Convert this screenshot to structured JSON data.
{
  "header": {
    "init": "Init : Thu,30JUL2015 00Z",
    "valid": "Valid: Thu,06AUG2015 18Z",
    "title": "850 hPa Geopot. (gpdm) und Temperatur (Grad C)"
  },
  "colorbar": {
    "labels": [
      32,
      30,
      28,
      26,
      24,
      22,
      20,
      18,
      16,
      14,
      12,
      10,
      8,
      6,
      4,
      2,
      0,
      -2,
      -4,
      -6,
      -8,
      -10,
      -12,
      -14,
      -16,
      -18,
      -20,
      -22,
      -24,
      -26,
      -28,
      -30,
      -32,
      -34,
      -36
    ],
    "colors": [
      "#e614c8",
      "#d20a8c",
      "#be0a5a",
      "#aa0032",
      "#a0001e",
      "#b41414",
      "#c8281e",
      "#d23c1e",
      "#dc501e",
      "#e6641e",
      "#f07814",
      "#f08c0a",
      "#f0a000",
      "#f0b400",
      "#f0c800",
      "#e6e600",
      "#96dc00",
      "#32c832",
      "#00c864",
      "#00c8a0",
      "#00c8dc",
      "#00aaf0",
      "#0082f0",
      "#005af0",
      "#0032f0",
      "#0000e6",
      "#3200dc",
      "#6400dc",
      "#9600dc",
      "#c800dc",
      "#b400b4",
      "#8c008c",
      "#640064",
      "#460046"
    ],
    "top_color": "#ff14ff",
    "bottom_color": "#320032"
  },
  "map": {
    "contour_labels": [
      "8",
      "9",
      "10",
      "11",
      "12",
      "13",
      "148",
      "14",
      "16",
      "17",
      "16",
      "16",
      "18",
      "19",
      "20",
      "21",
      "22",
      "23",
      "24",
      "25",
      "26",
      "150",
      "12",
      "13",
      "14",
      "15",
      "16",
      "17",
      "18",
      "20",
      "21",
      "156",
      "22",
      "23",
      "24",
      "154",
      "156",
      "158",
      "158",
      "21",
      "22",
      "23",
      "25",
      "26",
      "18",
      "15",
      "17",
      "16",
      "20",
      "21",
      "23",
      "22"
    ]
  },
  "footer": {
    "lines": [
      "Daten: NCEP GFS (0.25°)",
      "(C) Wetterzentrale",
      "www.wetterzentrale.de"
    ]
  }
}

○ ○ ○

**WHAT IS REQUIRED**
Return what is listed above, exactly and completely.

**REPLY TO THE TASK**
Convert this screenshot to structured JSON data.
{
  "header": {
    "init": "Init : Thu,30JUL2015 00Z",
    "valid": "Valid: Thu,06AUG2015 18Z",
    "title": "850 hPa Geopot. (gpdm) und Temperatur (Grad C)"
  },
  "colorbar": {
    "labels": [
      32,
      30,
      28,
      26,
      24,
      22,
      20,
      18,
      16,
      14,
      12,
      10,
      8,
      6,
      4,
      2,
      0,
      -2,
      -4,
      -6,
      -8,
      -10,
      -12,
      -14,
      -16,
      -18,
      -20,
      -22,
      -24,
      -26,
      -28,
      -30,
      -32,
      -34,
      -36
    ],
    "colors": [
      "#e614c8",
      "#d20a8c",
      "#be0a5a",
      "#aa0032",
      "#a0001e",
      "#b41414",
      "#c8281e",
      "#d23c1e",
      "#dc501e",
      "#e6641e",
      "#f07814",
      "#f08c0a",
      "#f0a000",
      "#f0b400",
      "#f0c800",
      "#e6e600",
      "#96dc00",
      "#32c832",
      "#00c864",
      "#00c8a0",
      "#00c8dc",
      "#00aaf0",
      "#0082f0",
      "#005af0",
      "#0032f0",
      "#0000e6",
      "#3200dc",
      "#6400dc",
      "#9600dc",
      "#c800dc",
      "#b400b4",
      "#8c008c",
      "#640064",
      "#460046"
    ],
    "top_color": "#ff14ff",
    "bottom_color": "#320032"
  },
  "map": {
    "contour_labels": [
      "8",
      "9",
      "10",
      "11",
      "12",
      "13",
      "148",
      "14",
      "16",
      "17",
      "16",
      "16",
      "18",
      "19",
      "20",
      "21",
      "22",
      "23",
      "24",
      "25",
      "26",
      "150",
      "12",
      "13",
      "14",
      "15",
      "16",
      "17",
      "18",
      "20",
      "21",
      "156",
      "22",
      "23",
      "24",
      "154",
      "156",
      "158",
      "158",
      "21",
      "22",
      "23",
      "25",
      "26",
      "18",
      "15",
      "17",
      "16",
      "20",
      "21",
      "23",
      "22"
    ]
  },
  "footer": {
    "lines": [
      "Daten: NCEP GFS (0.25°)",
      "(C) Wetterzentrale",
      "www.wetterzentrale.de"
    ]
  }
}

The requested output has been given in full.